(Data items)
#####
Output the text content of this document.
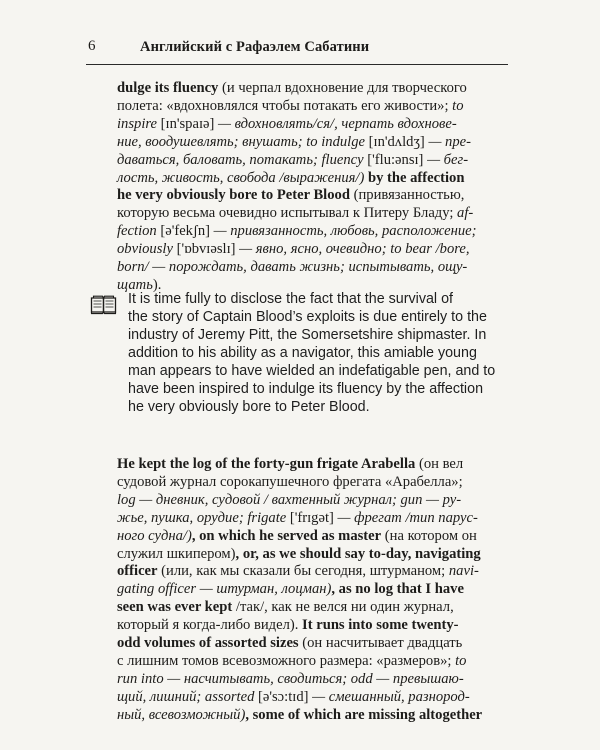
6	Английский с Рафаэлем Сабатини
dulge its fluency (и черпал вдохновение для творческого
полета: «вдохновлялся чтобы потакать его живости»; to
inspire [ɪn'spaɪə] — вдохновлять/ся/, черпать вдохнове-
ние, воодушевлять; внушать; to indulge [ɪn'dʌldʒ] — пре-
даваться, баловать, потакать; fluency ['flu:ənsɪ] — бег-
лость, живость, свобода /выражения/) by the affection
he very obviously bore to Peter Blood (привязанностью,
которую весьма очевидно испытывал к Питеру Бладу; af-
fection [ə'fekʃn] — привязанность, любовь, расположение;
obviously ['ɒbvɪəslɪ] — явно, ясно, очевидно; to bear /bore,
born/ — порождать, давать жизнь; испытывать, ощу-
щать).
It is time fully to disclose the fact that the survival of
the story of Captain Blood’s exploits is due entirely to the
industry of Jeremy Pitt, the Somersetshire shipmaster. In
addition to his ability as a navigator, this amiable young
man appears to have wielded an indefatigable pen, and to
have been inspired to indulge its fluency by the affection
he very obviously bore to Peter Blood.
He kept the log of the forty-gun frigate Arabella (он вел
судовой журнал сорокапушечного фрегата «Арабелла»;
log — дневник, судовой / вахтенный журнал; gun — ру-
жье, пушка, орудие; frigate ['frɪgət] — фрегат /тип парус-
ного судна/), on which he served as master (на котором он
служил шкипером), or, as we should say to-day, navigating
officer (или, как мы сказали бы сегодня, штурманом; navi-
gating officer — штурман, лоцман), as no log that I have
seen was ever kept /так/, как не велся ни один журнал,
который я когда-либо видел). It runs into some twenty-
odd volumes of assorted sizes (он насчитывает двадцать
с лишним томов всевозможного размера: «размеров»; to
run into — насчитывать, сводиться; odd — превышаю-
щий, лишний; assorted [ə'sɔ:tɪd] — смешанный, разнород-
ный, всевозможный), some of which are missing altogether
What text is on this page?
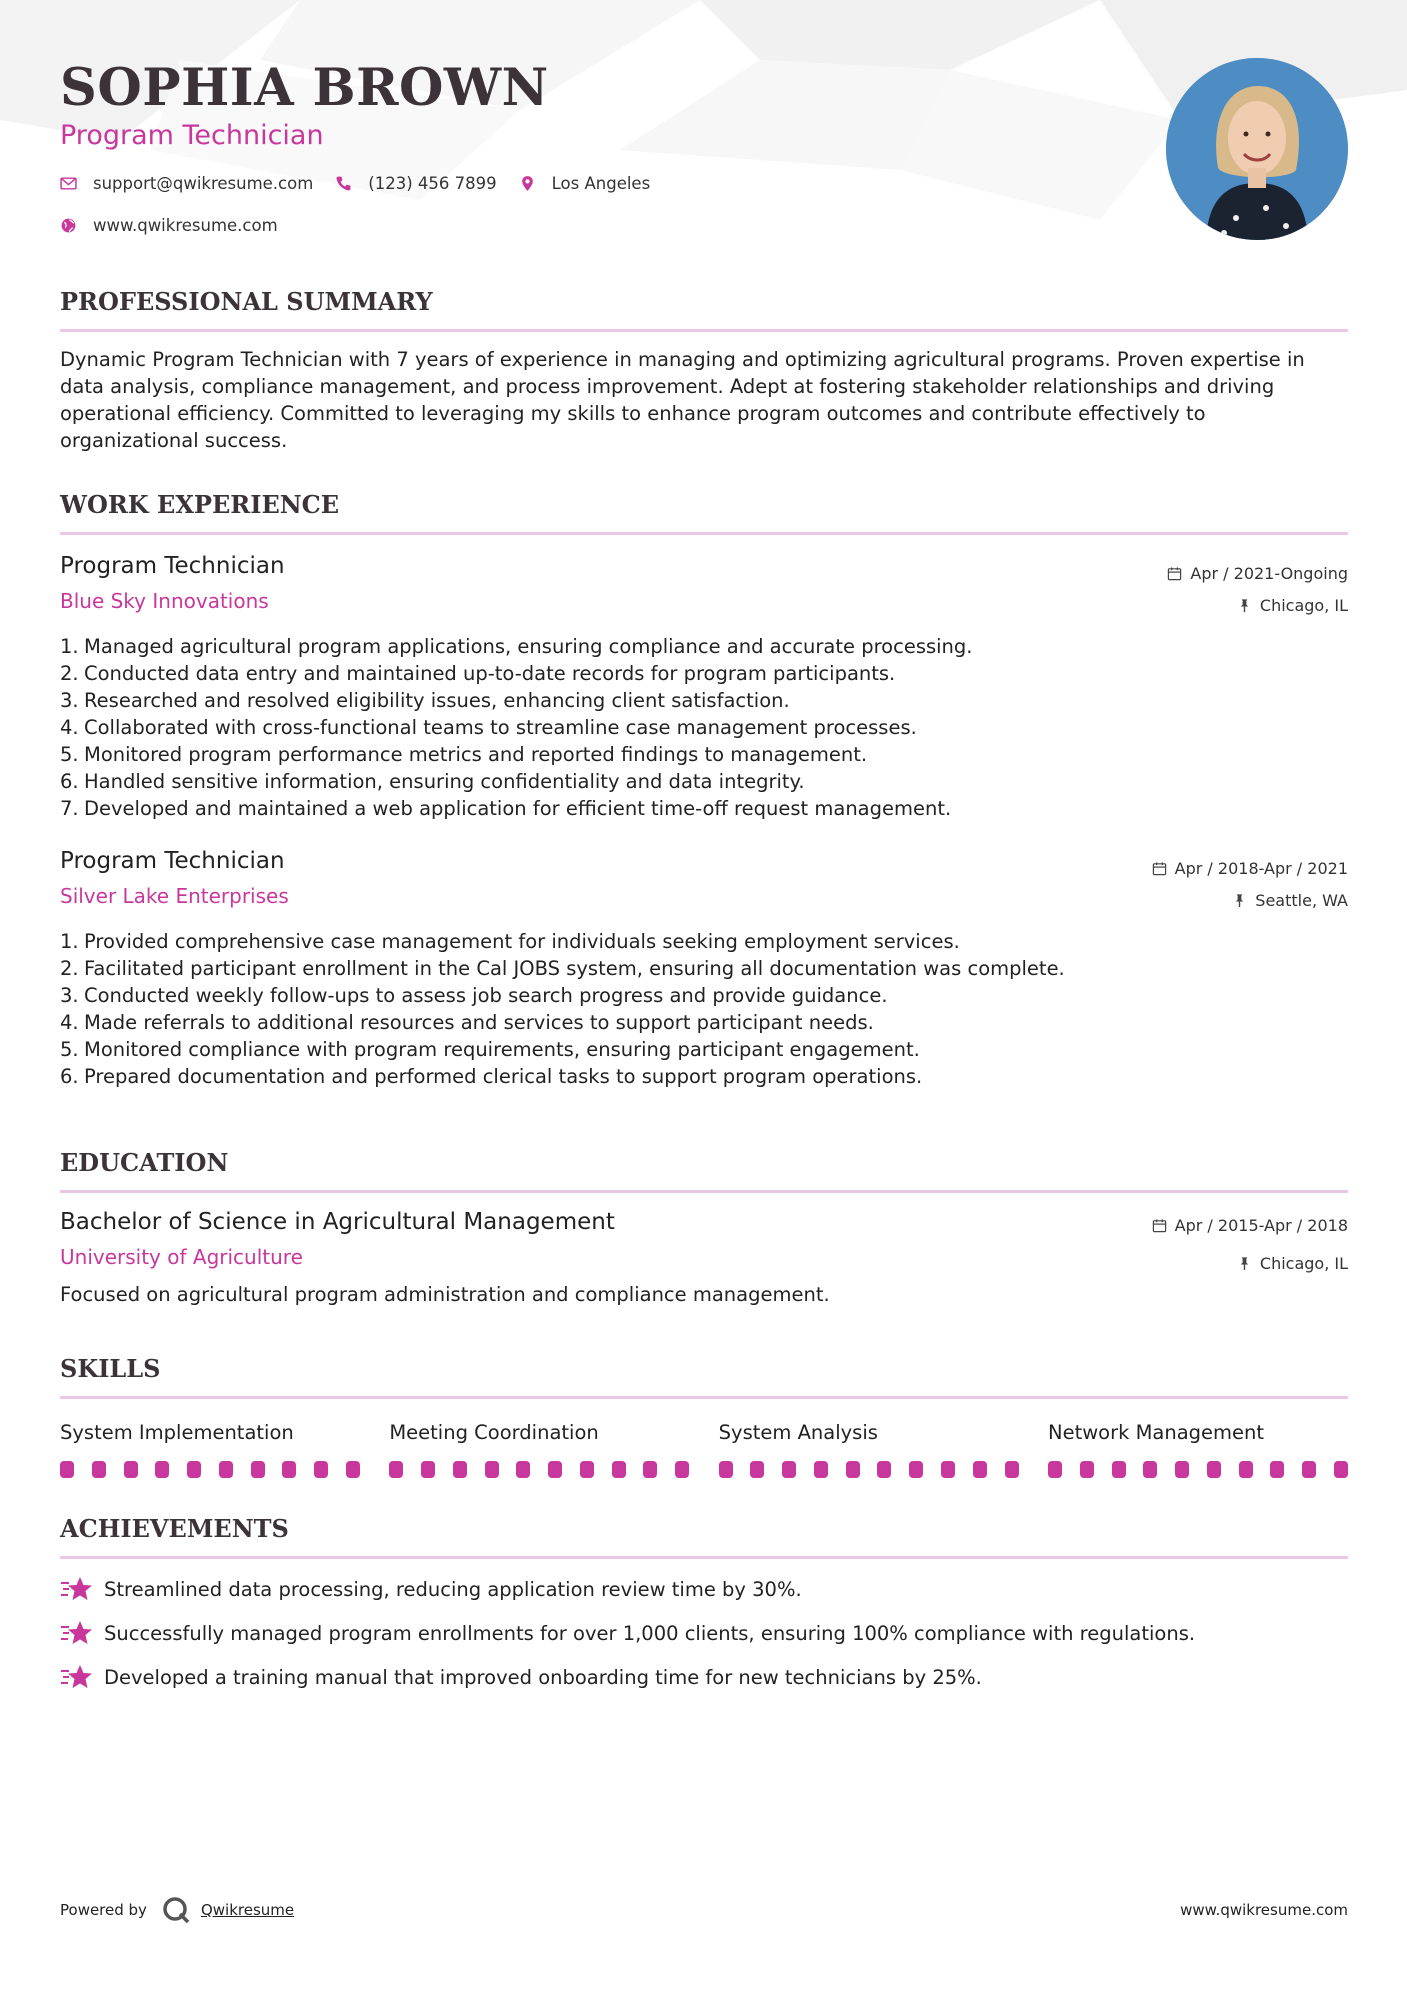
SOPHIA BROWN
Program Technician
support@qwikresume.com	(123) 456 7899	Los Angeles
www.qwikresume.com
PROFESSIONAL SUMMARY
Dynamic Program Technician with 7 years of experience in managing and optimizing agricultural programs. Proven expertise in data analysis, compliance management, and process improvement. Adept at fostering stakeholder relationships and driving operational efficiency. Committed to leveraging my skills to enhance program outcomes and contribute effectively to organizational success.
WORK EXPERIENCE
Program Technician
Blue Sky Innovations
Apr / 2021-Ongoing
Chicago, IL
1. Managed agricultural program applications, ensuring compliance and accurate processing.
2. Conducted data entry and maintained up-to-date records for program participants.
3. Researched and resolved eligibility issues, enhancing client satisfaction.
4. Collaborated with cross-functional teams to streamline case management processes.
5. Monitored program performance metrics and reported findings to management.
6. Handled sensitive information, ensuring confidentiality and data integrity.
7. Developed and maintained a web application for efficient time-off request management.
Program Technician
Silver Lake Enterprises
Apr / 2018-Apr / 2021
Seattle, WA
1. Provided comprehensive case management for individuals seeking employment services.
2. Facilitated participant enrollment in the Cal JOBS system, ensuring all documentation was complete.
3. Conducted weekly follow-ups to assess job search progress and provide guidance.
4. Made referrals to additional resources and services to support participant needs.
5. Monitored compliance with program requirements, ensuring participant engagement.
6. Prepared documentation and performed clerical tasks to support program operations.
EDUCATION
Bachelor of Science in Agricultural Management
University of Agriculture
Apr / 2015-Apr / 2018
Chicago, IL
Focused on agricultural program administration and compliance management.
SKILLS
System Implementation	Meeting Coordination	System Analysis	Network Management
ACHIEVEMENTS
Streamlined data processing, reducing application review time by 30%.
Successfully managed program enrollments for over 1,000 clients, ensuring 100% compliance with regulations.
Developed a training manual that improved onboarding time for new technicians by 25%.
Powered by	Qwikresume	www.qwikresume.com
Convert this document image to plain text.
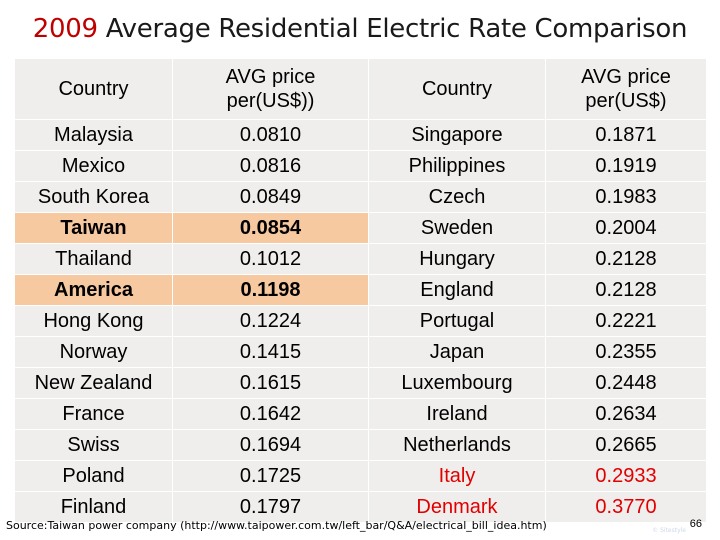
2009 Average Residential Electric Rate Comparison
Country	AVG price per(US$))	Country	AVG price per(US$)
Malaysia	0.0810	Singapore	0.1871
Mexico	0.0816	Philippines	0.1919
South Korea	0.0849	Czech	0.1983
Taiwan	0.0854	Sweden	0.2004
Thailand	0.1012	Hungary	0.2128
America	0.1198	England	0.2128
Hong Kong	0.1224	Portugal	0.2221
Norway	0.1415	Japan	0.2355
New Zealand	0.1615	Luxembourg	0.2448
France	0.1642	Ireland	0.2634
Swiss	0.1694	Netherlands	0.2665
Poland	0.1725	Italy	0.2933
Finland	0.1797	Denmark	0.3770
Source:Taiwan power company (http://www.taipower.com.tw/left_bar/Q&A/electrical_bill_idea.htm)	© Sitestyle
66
#####
## PROBLEM TO WORK ON
Write out all the entries again, word for word, and print no images.

## SOLVED EXERCISE
Output the text content of this document.
6	Английский с Рафаэлем Сабатини
dulge its fluency (и черпал вдохновение для творческого
полета: «вдохновлялся чтобы потакать его живости»; to
inspire [ɪn'spaɪə] — вдохновлять/ся/, черпать вдохнове-
ние, воодушевлять; внушать; to indulge [ɪn'dʌldʒ] — пре-
даваться, баловать, потакать; fluency ['flu:ənsɪ] — бег-
лость, живость, свобода /выражения/) by the affection
he very obviously bore to Peter Blood (привязанностью,
которую весьма очевидно испытывал к Питеру Бладу; af-
fection [ə'fekʃn] — привязанность, любовь, расположение;
obviously ['ɒbvɪəslɪ] — явно, ясно, очевидно; to bear /bore,
born/ — порождать, давать жизнь; испытывать, ощу-
щать).
It is time fully to disclose the fact that the survival of
the story of Captain Blood’s exploits is due entirely to the
industry of Jeremy Pitt, the Somersetshire shipmaster. In
addition to his ability as a navigator, this amiable young
man appears to have wielded an indefatigable pen, and to
have been inspired to indulge its fluency by the affection
he very obviously bore to Peter Blood.
He kept the log of the forty-gun frigate Arabella (он вел
судовой журнал сорокапушечного фрегата «Арабелла»;
log — дневник, судовой / вахтенный журнал; gun — ру-
жье, пушка, орудие; frigate ['frɪgət] — фрегат /тип парус-
ного судна/), on which he served as master (на котором он
служил шкипером), or, as we should say to-day, navigating
officer (или, как мы сказали бы сегодня, штурманом; navi-
gating officer — штурман, лоцман), as no log that I have
seen was ever kept /так/, как не велся ни один журнал,
который я когда-либо видел). It runs into some twenty-
odd volumes of assorted sizes (он насчитывает двадцать
с лишним томов всевозможного размера: «размеров»; to
run into — насчитывать, сводиться; odd — превышаю-
щий, лишний; assorted [ə'sɔ:tɪd] — смешанный, разнород-
ный, всевозможный), some of which are missing altogether
What text is on this page?
SOPHIA BROWN
Program Technician
support@qwikresume.com	(123) 456 7899	Los Angeles
www.qwikresume.com
PROFESSIONAL SUMMARY
Dynamic Program Technician with 7 years of experience in managing and optimizing agricultural programs. Proven expertise in data analysis, compliance management, and process improvement. Adept at fostering stakeholder relationships and driving operational efficiency. Committed to leveraging my skills to enhance program outcomes and contribute effectively to organizational success.
WORK EXPERIENCE
Program Technician
Blue Sky Innovations
Apr / 2021-Ongoing
Chicago, IL
1. Managed agricultural program applications, ensuring compliance and accurate processing.
2. Conducted data entry and maintained up-to-date records for program participants.
3. Researched and resolved eligibility issues, enhancing client satisfaction.
4. Collaborated with cross-functional teams to streamline case management processes.
5. Monitored program performance metrics and reported findings to management.
6. Handled sensitive information, ensuring confidentiality and data integrity.
7. Developed and maintained a web application for efficient time-off request management.
Program Technician
Silver Lake Enterprises
Apr / 2018-Apr / 2021
Seattle, WA
1. Provided comprehensive case management for individuals seeking employment services.
2. Facilitated participant enrollment in the Cal JOBS system, ensuring all documentation was complete.
3. Conducted weekly follow-ups to assess job search progress and provide guidance.
4. Made referrals to additional resources and services to support participant needs.
5. Monitored compliance with program requirements, ensuring participant engagement.
6. Prepared documentation and performed clerical tasks to support program operations.
EDUCATION
Bachelor of Science in Agricultural Management
University of Agriculture
Apr / 2015-Apr / 2018
Chicago, IL
Focused on agricultural program administration and compliance management.
SKILLS
System Implementation	Meeting Coordination	System Analysis	Network Management
ACHIEVEMENTS
Streamlined data processing, reducing application review time by 30%.
Successfully managed program enrollments for over 1,000 clients, ensuring 100% compliance with regulations.
Developed a training manual that improved onboarding time for new technicians by 25%.
Powered by	Qwikresume	www.qwikresume.com
Convert this document image to plain text.
2009 Average Residential Electric Rate Comparison
Country	AVG price per(US$))	Country	AVG price per(US$)
Malaysia	0.0810	Singapore	0.1871
Mexico	0.0816	Philippines	0.1919
South Korea	0.0849	Czech	0.1983
Taiwan	0.0854	Sweden	0.2004
Thailand	0.1012	Hungary	0.2128
America	0.1198	England	0.2128
Hong Kong	0.1224	Portugal	0.2221
Norway	0.1415	Japan	0.2355
New Zealand	0.1615	Luxembourg	0.2448
France	0.1642	Ireland	0.2634
Swiss	0.1694	Netherlands	0.2665
Poland	0.1725	Italy	0.2933
Finland	0.1797	Denmark	0.3770
Source:Taiwan power company (http://www.taipower.com.tw/left_bar/Q&A/electrical_bill_idea.htm)	© Sitestyle
66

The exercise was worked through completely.